## Directions for this task
Repeat, exactly and in full, the lines of the listing below, but without any pictures.

## Records provided
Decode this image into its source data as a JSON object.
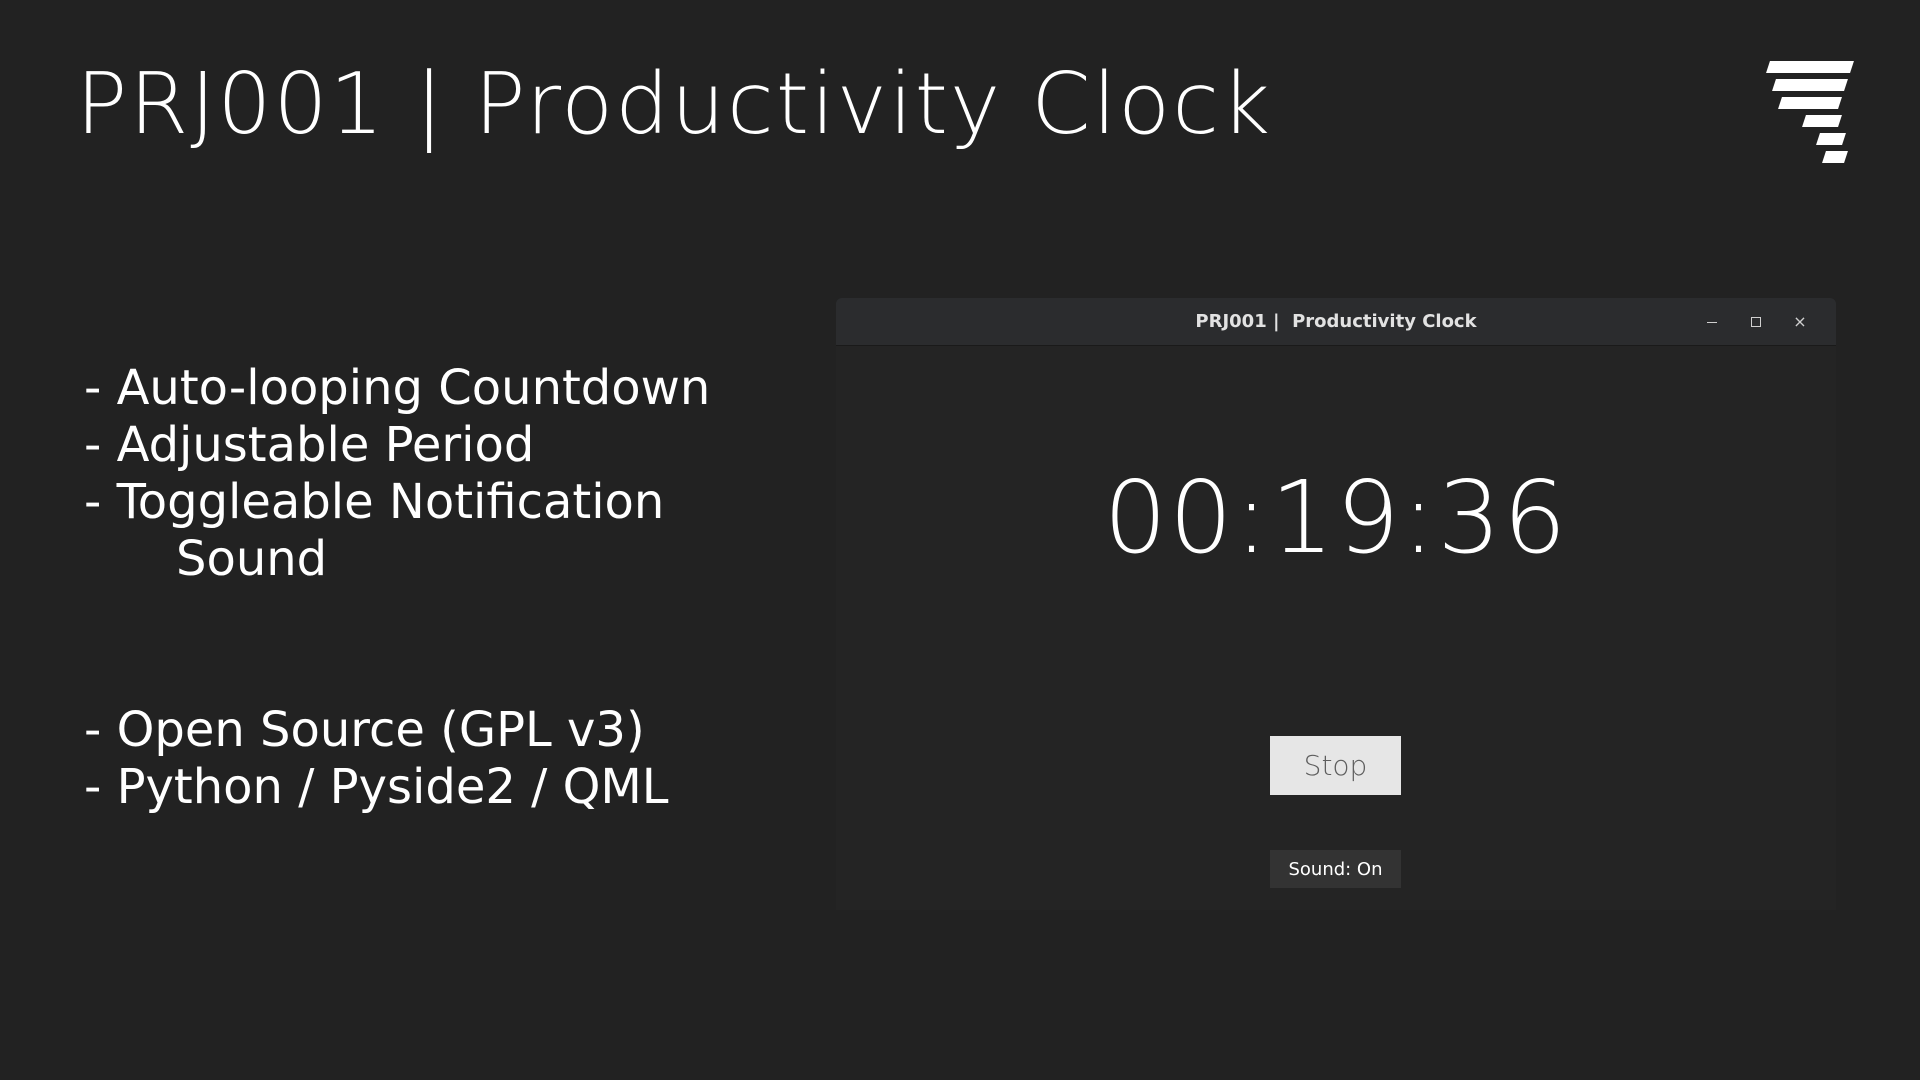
{
  "slide": {
    "title": "PRJ001 | Productivity Clock"
  },
  "logo": {
    "icon": "stacked-bars-logo",
    "color": "#ffffff"
  },
  "features": {
    "items": [
      "- Auto-looping Countdown",
      "- Adjustable Period",
      "- Toggleable Notification",
      "Sound",
      "- Open Source (GPL v3)",
      "- Python / Pyside2 / QML"
    ]
  },
  "window": {
    "title": "PRJ001 |  Productivity Clock",
    "controls": {
      "minimize_icon": "minimize-icon",
      "maximize_icon": "maximize-icon",
      "close_icon": "close-icon",
      "close_glyph": "×"
    },
    "timer": "00:19:36",
    "stop_label": "Stop",
    "sound_label": "Sound: On"
  },
  "colors": {
    "background": "#222222",
    "window_background": "#242424",
    "titlebar": "#2b2c2e",
    "stop_button": "#e6e6e6",
    "sound_button": "#333333",
    "text": "#ffffff"
  }
}
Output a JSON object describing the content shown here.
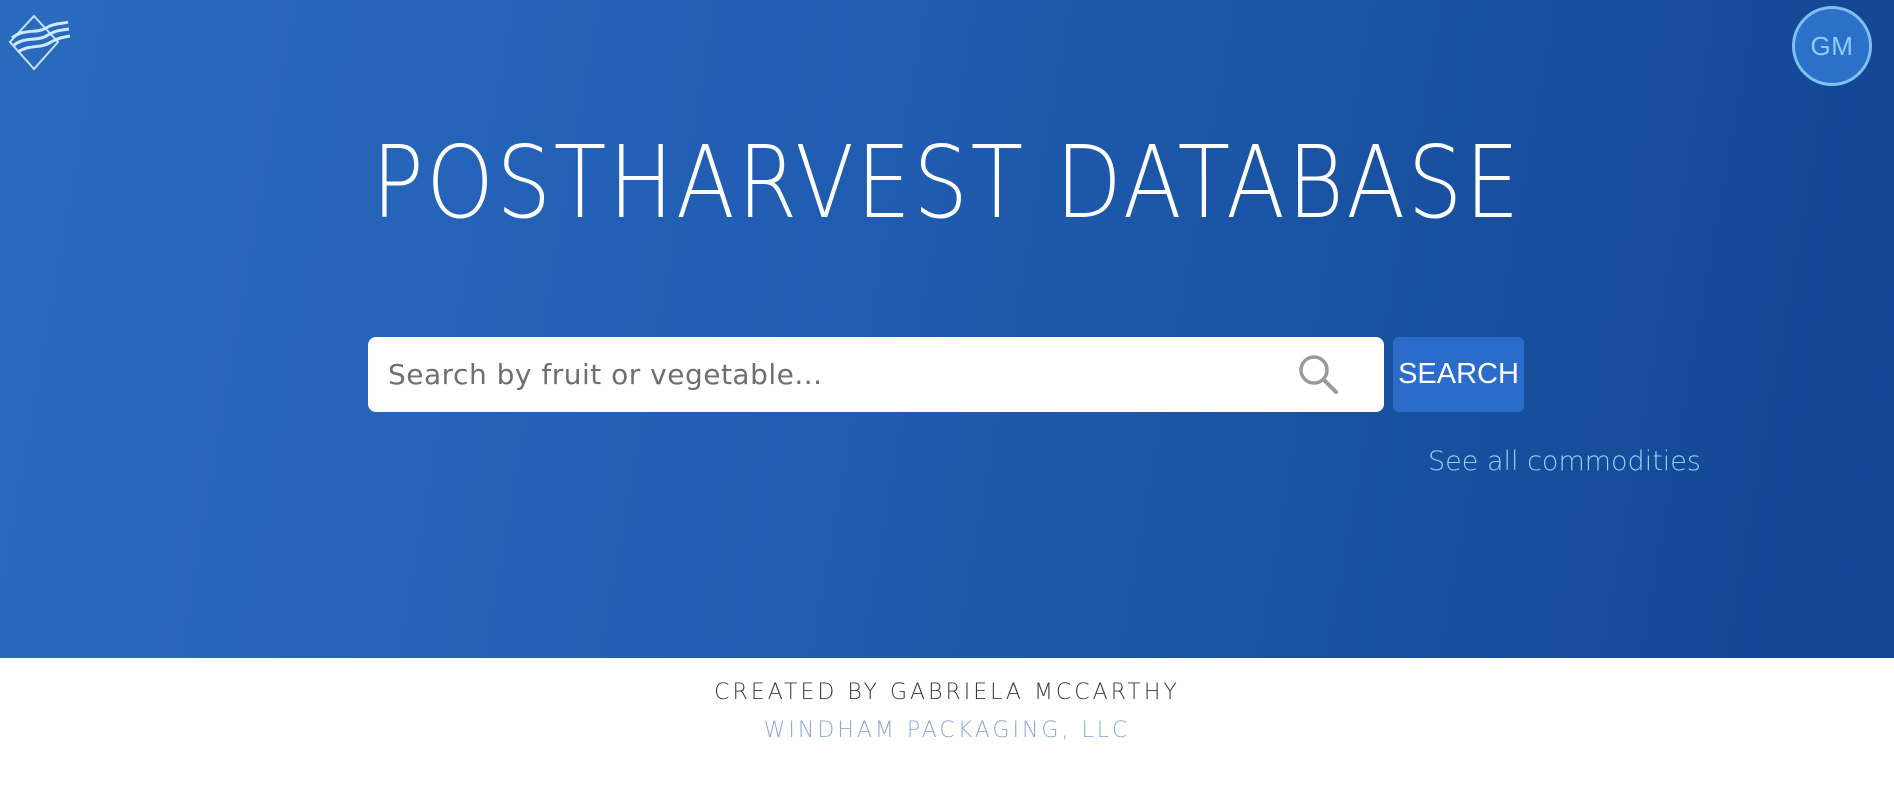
{
  "header": {
    "logo_icon": "wave-diamond-logo-icon",
    "avatar_initials": "GM"
  },
  "hero": {
    "title": "POSTHARVEST DATABASE"
  },
  "search": {
    "placeholder": "Search by fruit or vegetable...",
    "value": "",
    "icon": "search-icon",
    "button_label": "SEARCH"
  },
  "links": {
    "see_all": "See all commodities"
  },
  "footer": {
    "credit": "CREATED BY GABRIELA MCCARTHY",
    "company": "WINDHAM PACKAGING, LLC"
  },
  "colors": {
    "hero_gradient_start": "#2a6bbf",
    "hero_gradient_end": "#124592",
    "search_button": "#2b6ccb",
    "link": "#8fd4fb",
    "footer_company": "#8fa6d8"
  }
}
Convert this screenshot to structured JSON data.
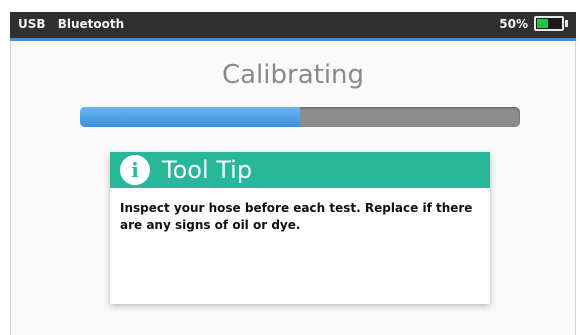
{
  "status_bar": {
    "usb_label": "USB",
    "bluetooth_label": "Bluetooth",
    "battery_percent_label": "50%",
    "battery_level": 0.5,
    "battery_color": "#21c44a"
  },
  "screen": {
    "title": "Calibrating",
    "progress": 0.5,
    "progress_color": "#3a90de"
  },
  "tooltip": {
    "icon": "info-icon",
    "title": "Tool Tip",
    "body": "Inspect your hose before each test.  Replace if there are any signs of oil or dye.",
    "header_color": "#27b79b"
  }
}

## Finished task
Decode this image into its source data as a JSON object.
{
  "slide": {
    "title": "PRJ001 | Productivity Clock"
  },
  "logo": {
    "icon": "stacked-bars-logo",
    "color": "#ffffff"
  },
  "features": {
    "items": [
      "- Auto-looping Countdown",
      "- Adjustable Period",
      "- Toggleable Notification",
      "Sound",
      "- Open Source (GPL v3)",
      "- Python / Pyside2 / QML"
    ]
  },
  "window": {
    "title": "PRJ001 |  Productivity Clock",
    "controls": {
      "minimize_icon": "minimize-icon",
      "maximize_icon": "maximize-icon",
      "close_icon": "close-icon",
      "close_glyph": "×"
    },
    "timer": "00:19:36",
    "stop_label": "Stop",
    "sound_label": "Sound: On"
  },
  "colors": {
    "background": "#222222",
    "window_background": "#242424",
    "titlebar": "#2b2c2e",
    "stop_button": "#e6e6e6",
    "sound_button": "#333333",
    "text": "#ffffff"
  }
}
Output a JSON object describing the content shown here.
{
  "header": {
    "logo_icon": "wave-diamond-logo-icon",
    "avatar_initials": "GM"
  },
  "hero": {
    "title": "POSTHARVEST DATABASE"
  },
  "search": {
    "placeholder": "Search by fruit or vegetable...",
    "value": "",
    "icon": "search-icon",
    "button_label": "SEARCH"
  },
  "links": {
    "see_all": "See all commodities"
  },
  "footer": {
    "credit": "CREATED BY GABRIELA MCCARTHY",
    "company": "WINDHAM PACKAGING, LLC"
  },
  "colors": {
    "hero_gradient_start": "#2a6bbf",
    "hero_gradient_end": "#124592",
    "search_button": "#2b6ccb",
    "link": "#8fd4fb",
    "footer_company": "#8fa6d8"
  }
}
Convert this screenshot to structured JSON data.
{
  "status_bar": {
    "usb_label": "USB",
    "bluetooth_label": "Bluetooth",
    "battery_percent_label": "50%",
    "battery_level": 0.5,
    "battery_color": "#21c44a"
  },
  "screen": {
    "title": "Calibrating",
    "progress": 0.5,
    "progress_color": "#3a90de"
  },
  "tooltip": {
    "icon": "info-icon",
    "title": "Tool Tip",
    "body": "Inspect your hose before each test.  Replace if there are any signs of oil or dye.",
    "header_color": "#27b79b"
  }
}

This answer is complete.